### Supplied entries
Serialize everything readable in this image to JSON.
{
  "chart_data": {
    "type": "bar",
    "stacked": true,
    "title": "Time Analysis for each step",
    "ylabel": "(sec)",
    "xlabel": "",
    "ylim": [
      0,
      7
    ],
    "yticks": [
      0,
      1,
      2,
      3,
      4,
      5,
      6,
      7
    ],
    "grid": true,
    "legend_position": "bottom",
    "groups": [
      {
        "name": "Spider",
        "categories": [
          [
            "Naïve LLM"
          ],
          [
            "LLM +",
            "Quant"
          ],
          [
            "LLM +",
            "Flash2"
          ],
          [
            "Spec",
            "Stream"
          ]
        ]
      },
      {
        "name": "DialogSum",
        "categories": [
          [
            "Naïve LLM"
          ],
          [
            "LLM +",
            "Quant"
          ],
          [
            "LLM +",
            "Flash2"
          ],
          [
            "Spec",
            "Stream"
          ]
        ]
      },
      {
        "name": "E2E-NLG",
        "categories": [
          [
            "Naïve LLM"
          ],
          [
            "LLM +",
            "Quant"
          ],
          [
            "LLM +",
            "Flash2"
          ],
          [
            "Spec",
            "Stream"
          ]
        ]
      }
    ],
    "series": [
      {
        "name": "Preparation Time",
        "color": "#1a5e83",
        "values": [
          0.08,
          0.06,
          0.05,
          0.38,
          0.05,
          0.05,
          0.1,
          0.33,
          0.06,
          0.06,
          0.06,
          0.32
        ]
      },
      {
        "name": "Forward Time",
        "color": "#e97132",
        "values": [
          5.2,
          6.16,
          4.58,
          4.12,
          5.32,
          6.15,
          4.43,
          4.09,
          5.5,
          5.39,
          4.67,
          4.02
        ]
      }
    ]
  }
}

### Written instruction
Go through the records above and set each one down exactly, please.

### Solution to this problem
Serialize everything readable in this image to JSON.
{
  "chart_data": {
    "type": "bar",
    "stacked": true,
    "title": "Time Analysis for each step",
    "ylabel": "(sec)",
    "xlabel": "",
    "ylim": [
      0,
      7
    ],
    "yticks": [
      0,
      1,
      2,
      3,
      4,
      5,
      6,
      7
    ],
    "grid": true,
    "legend_position": "bottom",
    "groups": [
      {
        "name": "Spider",
        "categories": [
          [
            "Naïve LLM"
          ],
          [
            "LLM +",
            "Quant"
          ],
          [
            "LLM +",
            "Flash2"
          ],
          [
            "Spec",
            "Stream"
          ]
        ]
      },
      {
        "name": "DialogSum",
        "categories": [
          [
            "Naïve LLM"
          ],
          [
            "LLM +",
            "Quant"
          ],
          [
            "LLM +",
            "Flash2"
          ],
          [
            "Spec",
            "Stream"
          ]
        ]
      },
      {
        "name": "E2E-NLG",
        "categories": [
          [
            "Naïve LLM"
          ],
          [
            "LLM +",
            "Quant"
          ],
          [
            "LLM +",
            "Flash2"
          ],
          [
            "Spec",
            "Stream"
          ]
        ]
      }
    ],
    "series": [
      {
        "name": "Preparation Time",
        "color": "#1a5e83",
        "values": [
          0.08,
          0.06,
          0.05,
          0.38,
          0.05,
          0.05,
          0.1,
          0.33,
          0.06,
          0.06,
          0.06,
          0.32
        ]
      },
      {
        "name": "Forward Time",
        "color": "#e97132",
        "values": [
          5.2,
          6.16,
          4.58,
          4.12,
          5.32,
          6.15,
          4.43,
          4.09,
          5.5,
          5.39,
          4.67,
          4.02
        ]
      }
    ]
  }
}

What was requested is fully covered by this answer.